• _Aim_
Report how many lines include the word "hebdomadaires", and nothing besides that number.

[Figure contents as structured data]
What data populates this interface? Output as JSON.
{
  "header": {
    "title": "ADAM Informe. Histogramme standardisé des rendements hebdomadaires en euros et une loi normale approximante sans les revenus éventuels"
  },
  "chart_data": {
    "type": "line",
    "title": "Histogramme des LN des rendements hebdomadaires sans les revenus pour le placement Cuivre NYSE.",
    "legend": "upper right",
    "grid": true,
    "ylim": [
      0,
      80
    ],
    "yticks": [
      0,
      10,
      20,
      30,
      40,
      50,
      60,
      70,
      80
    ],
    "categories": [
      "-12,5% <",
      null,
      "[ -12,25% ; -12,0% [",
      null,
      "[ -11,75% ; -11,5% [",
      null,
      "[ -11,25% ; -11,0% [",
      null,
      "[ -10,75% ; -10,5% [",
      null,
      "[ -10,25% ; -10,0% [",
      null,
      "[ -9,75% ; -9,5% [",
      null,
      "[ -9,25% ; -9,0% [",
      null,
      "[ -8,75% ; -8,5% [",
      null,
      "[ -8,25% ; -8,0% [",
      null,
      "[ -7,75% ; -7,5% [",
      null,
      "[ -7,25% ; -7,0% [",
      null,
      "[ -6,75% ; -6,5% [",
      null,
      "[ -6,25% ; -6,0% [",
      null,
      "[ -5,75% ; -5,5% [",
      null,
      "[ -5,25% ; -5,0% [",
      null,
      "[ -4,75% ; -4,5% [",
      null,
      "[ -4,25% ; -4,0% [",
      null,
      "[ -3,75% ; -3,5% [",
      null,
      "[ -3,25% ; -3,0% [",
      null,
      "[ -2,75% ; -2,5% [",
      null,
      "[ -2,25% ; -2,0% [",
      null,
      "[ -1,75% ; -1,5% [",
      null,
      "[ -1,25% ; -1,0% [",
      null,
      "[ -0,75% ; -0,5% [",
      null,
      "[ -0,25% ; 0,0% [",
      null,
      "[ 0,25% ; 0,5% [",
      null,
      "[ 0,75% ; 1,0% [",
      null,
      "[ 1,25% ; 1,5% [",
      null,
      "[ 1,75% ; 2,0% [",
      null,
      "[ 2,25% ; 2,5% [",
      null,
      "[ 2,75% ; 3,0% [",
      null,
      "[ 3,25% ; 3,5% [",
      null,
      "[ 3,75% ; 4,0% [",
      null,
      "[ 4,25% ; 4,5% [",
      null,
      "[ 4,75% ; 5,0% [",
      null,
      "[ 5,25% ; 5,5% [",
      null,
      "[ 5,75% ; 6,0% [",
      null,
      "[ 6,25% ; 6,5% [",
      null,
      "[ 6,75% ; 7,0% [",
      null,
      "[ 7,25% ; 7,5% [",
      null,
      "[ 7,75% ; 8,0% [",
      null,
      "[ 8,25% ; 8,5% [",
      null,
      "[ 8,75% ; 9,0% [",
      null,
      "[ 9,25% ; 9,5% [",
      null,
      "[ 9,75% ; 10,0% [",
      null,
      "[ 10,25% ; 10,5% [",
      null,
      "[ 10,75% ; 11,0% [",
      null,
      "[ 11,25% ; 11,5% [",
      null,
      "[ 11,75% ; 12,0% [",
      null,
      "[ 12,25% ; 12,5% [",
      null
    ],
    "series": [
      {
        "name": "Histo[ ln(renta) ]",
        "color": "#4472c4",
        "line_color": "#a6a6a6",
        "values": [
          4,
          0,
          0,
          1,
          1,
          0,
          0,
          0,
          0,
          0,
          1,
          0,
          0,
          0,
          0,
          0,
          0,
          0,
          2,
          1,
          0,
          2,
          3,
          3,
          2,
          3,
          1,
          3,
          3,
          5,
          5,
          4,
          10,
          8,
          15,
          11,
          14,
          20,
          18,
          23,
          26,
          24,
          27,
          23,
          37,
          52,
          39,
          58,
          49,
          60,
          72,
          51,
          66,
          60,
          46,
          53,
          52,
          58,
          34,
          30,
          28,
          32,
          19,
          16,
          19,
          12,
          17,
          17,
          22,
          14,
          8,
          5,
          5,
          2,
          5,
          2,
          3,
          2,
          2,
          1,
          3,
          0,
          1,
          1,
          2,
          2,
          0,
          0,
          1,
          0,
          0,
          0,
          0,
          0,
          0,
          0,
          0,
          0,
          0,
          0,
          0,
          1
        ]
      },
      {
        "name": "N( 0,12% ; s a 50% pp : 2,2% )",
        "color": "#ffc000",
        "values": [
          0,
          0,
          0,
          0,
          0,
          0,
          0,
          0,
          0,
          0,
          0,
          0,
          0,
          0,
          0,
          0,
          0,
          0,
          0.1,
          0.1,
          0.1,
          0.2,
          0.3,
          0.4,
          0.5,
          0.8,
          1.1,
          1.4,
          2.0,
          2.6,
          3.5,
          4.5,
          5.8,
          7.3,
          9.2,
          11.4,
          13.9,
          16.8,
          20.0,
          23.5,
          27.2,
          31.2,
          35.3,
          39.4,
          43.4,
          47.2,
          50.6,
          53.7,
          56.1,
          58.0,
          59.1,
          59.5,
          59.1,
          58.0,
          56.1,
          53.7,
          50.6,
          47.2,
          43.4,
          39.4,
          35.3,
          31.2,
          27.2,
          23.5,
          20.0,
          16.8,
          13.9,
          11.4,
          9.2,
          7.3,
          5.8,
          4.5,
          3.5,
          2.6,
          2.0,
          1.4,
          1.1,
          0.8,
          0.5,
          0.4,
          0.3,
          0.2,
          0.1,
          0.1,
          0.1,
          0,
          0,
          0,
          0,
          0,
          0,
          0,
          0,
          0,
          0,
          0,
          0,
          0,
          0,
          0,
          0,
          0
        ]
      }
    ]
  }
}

---

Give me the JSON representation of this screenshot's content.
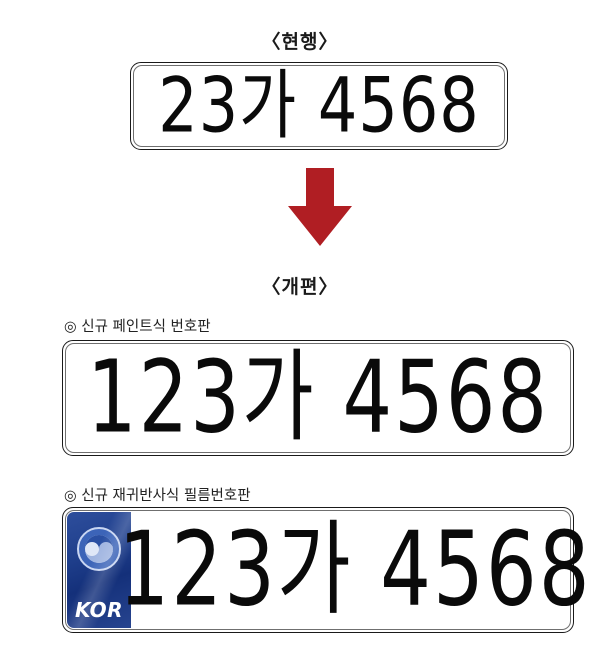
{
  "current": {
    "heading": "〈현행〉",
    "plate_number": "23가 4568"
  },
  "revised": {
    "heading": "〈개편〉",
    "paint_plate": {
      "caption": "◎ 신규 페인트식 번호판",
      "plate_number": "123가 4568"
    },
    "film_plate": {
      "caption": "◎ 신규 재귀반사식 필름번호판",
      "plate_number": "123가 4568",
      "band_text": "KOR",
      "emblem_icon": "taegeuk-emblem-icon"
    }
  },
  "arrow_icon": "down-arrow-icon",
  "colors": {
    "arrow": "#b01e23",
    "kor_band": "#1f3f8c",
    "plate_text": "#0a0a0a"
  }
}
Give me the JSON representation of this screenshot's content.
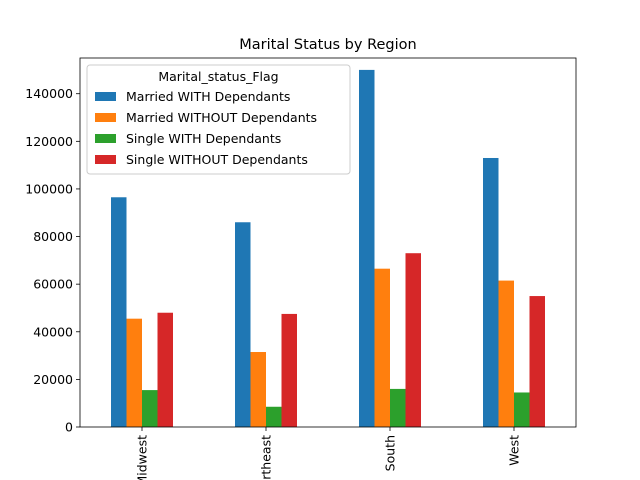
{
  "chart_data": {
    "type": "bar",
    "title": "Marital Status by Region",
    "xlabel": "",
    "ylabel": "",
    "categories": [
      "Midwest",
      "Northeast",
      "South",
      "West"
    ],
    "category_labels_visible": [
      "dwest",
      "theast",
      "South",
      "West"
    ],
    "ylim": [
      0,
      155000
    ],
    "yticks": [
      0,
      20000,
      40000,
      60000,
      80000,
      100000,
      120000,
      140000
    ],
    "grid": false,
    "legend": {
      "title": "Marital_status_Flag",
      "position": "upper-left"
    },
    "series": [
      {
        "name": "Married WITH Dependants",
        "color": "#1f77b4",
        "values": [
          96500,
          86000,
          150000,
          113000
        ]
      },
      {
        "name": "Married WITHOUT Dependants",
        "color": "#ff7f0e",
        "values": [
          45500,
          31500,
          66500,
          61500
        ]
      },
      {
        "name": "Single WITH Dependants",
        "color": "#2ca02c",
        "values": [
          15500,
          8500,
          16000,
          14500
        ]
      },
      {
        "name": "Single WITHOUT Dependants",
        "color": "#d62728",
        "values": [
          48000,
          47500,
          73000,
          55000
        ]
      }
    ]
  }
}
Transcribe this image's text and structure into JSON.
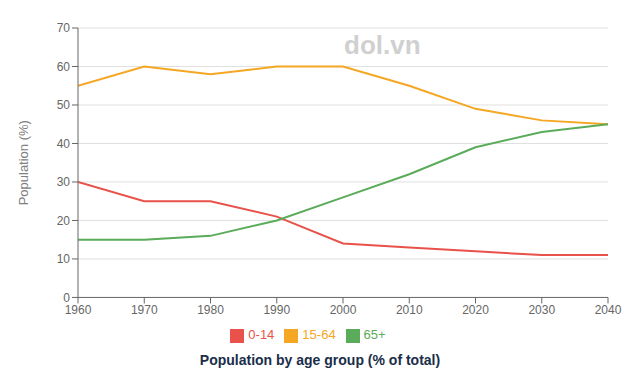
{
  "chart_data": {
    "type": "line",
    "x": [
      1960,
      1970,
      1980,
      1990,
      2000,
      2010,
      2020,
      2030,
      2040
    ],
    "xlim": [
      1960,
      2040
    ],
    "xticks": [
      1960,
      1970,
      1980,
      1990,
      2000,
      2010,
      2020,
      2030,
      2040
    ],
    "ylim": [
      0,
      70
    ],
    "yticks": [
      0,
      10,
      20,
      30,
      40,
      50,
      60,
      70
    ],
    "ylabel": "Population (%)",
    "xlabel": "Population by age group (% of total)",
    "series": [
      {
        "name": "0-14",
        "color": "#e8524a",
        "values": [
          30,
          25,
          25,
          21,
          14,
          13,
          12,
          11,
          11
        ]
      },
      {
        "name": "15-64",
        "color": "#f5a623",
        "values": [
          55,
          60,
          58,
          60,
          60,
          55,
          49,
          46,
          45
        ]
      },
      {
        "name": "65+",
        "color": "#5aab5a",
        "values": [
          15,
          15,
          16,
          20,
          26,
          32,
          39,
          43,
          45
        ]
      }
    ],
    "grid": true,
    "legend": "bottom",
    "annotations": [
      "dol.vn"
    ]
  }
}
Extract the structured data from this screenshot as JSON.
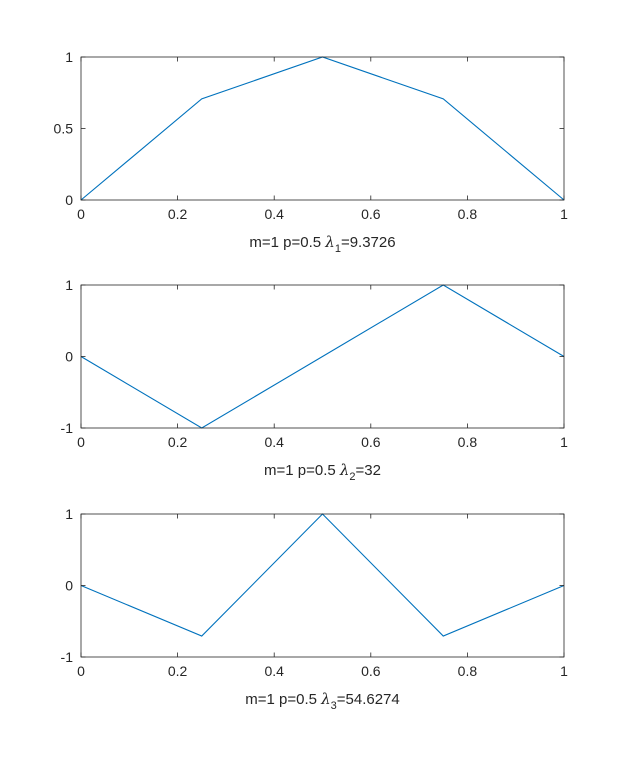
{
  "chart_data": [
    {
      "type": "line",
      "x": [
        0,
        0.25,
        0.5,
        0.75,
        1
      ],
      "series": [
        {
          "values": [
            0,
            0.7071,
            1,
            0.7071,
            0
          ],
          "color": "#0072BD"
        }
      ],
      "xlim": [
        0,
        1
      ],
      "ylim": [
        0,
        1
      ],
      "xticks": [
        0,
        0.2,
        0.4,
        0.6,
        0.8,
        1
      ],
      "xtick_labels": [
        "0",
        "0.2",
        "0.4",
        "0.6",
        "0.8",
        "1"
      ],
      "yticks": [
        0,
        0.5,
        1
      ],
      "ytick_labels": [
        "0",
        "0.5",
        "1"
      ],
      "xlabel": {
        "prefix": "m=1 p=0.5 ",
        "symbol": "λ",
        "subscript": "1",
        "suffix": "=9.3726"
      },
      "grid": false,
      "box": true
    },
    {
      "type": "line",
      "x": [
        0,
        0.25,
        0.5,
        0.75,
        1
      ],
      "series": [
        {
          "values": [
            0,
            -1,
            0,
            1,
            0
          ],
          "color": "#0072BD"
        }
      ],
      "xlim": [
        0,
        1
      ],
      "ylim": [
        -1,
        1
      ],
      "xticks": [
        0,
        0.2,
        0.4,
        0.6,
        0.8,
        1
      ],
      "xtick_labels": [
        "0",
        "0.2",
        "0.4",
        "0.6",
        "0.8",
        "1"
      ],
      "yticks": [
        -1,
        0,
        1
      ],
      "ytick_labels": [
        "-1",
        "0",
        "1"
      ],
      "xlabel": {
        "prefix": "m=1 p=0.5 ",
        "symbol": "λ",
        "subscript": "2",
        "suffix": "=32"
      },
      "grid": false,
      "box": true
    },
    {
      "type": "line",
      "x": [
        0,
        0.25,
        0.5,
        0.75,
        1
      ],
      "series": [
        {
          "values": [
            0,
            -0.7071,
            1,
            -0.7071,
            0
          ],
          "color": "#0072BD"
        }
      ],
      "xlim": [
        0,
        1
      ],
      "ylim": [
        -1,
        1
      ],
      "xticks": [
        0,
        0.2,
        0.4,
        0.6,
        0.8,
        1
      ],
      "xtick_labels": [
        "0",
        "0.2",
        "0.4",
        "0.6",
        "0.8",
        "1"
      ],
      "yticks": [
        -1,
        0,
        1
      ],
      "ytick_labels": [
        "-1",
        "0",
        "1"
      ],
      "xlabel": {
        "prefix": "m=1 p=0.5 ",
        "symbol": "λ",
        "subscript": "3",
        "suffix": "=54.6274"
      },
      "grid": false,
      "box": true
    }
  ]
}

• _Exercise output_
2